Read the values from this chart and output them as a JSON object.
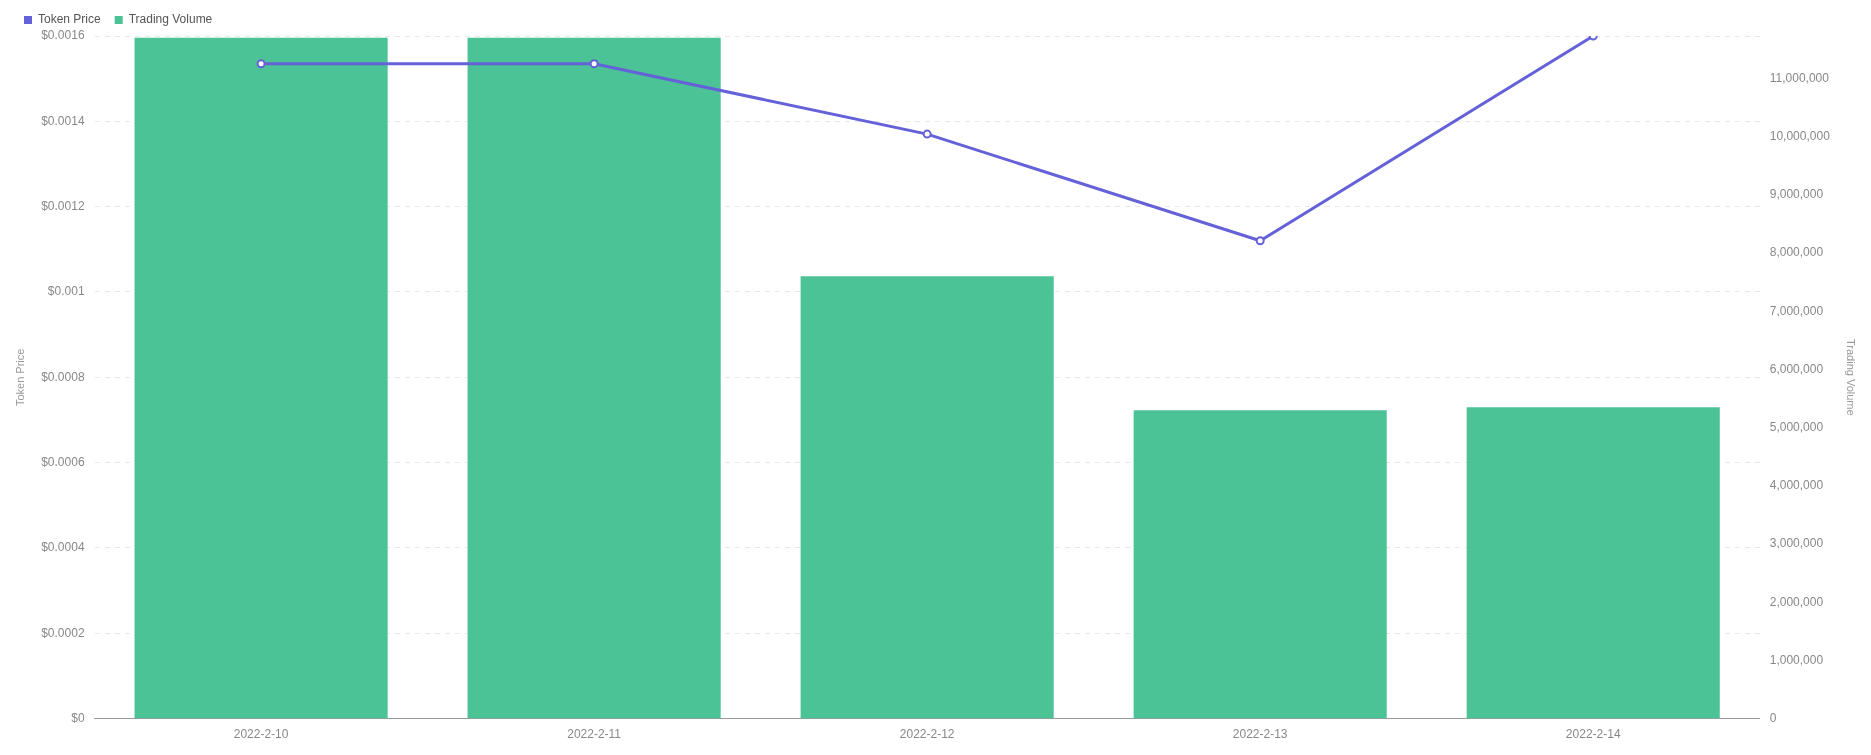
{
  "chart_data": {
    "type": "bar",
    "categories": [
      "2022-2-10",
      "2022-2-11",
      "2022-2-12",
      "2022-2-13",
      "2022-2-14"
    ],
    "series": [
      {
        "name": "Token Price",
        "type": "line",
        "color": "#6461d9",
        "values": [
          0.001535,
          0.001535,
          0.00137,
          0.00112,
          0.0016
        ]
      },
      {
        "name": "Trading Volume",
        "axis": "y2",
        "color": "#4bc397",
        "values": [
          11700000,
          11700000,
          7600000,
          5300000,
          5350000
        ]
      }
    ],
    "ylabel": "Token Price",
    "y2label": "Trading Volume",
    "ylim": [
      0,
      0.0016
    ],
    "yticks": [
      {
        "value": 0,
        "label": "$0"
      },
      {
        "value": 0.0002,
        "label": "$0.0002"
      },
      {
        "value": 0.0004,
        "label": "$0.0004"
      },
      {
        "value": 0.0006,
        "label": "$0.0006"
      },
      {
        "value": 0.0008,
        "label": "$0.0008"
      },
      {
        "value": 0.001,
        "label": "$0.001"
      },
      {
        "value": 0.0012,
        "label": "$0.0012"
      },
      {
        "value": 0.0014,
        "label": "$0.0014"
      },
      {
        "value": 0.0016,
        "label": "$0.0016"
      }
    ],
    "y2lim": [
      0,
      11730000
    ],
    "y2ticks": [
      {
        "value": 0,
        "label": "0"
      },
      {
        "value": 1000000,
        "label": "1,000,000"
      },
      {
        "value": 2000000,
        "label": "2,000,000"
      },
      {
        "value": 3000000,
        "label": "3,000,000"
      },
      {
        "value": 4000000,
        "label": "4,000,000"
      },
      {
        "value": 5000000,
        "label": "5,000,000"
      },
      {
        "value": 6000000,
        "label": "6,000,000"
      },
      {
        "value": 7000000,
        "label": "7,000,000"
      },
      {
        "value": 8000000,
        "label": "8,000,000"
      },
      {
        "value": 9000000,
        "label": "9,000,000"
      },
      {
        "value": 10000000,
        "label": "10,000,000"
      },
      {
        "value": 11000000,
        "label": "11,000,000"
      }
    ],
    "grid": "y",
    "legend": "top left",
    "marker": "circle",
    "line_style": "solid"
  }
}
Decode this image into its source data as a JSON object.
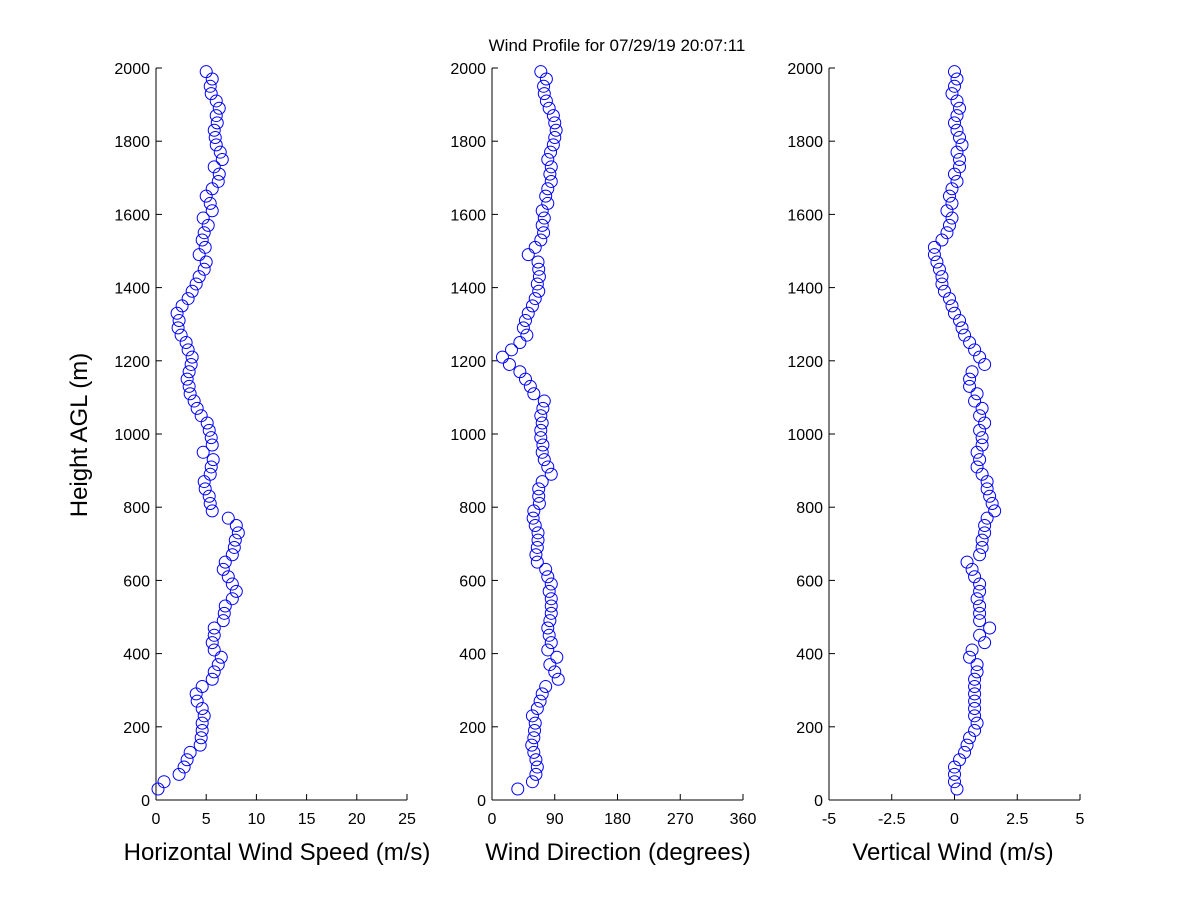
• • • • •
Directions for this task: Leave out every picture and copy the rest of the records exactly.

Correct response:
Read the values from this chart and output them as a JSON object.
{
  "chart_data": {
    "type": "bar",
    "categories": [
      "2022-2-10",
      "2022-2-11",
      "2022-2-12",
      "2022-2-13",
      "2022-2-14"
    ],
    "series": [
      {
        "name": "Token Price",
        "type": "line",
        "color": "#6461d9",
        "values": [
          0.001535,
          0.001535,
          0.00137,
          0.00112,
          0.0016
        ]
      },
      {
        "name": "Trading Volume",
        "axis": "y2",
        "color": "#4bc397",
        "values": [
          11700000,
          11700000,
          7600000,
          5300000,
          5350000
        ]
      }
    ],
    "ylabel": "Token Price",
    "y2label": "Trading Volume",
    "ylim": [
      0,
      0.0016
    ],
    "yticks": [
      {
        "value": 0,
        "label": "$0"
      },
      {
        "value": 0.0002,
        "label": "$0.0002"
      },
      {
        "value": 0.0004,
        "label": "$0.0004"
      },
      {
        "value": 0.0006,
        "label": "$0.0006"
      },
      {
        "value": 0.0008,
        "label": "$0.0008"
      },
      {
        "value": 0.001,
        "label": "$0.001"
      },
      {
        "value": 0.0012,
        "label": "$0.0012"
      },
      {
        "value": 0.0014,
        "label": "$0.0014"
      },
      {
        "value": 0.0016,
        "label": "$0.0016"
      }
    ],
    "y2lim": [
      0,
      11730000
    ],
    "y2ticks": [
      {
        "value": 0,
        "label": "0"
      },
      {
        "value": 1000000,
        "label": "1,000,000"
      },
      {
        "value": 2000000,
        "label": "2,000,000"
      },
      {
        "value": 3000000,
        "label": "3,000,000"
      },
      {
        "value": 4000000,
        "label": "4,000,000"
      },
      {
        "value": 5000000,
        "label": "5,000,000"
      },
      {
        "value": 6000000,
        "label": "6,000,000"
      },
      {
        "value": 7000000,
        "label": "7,000,000"
      },
      {
        "value": 8000000,
        "label": "8,000,000"
      },
      {
        "value": 9000000,
        "label": "9,000,000"
      },
      {
        "value": 10000000,
        "label": "10,000,000"
      },
      {
        "value": 11000000,
        "label": "11,000,000"
      }
    ],
    "grid": "y",
    "legend": "top left",
    "marker": "circle",
    "line_style": "solid"
  }
}
Decode this image into its source data as a JSON object.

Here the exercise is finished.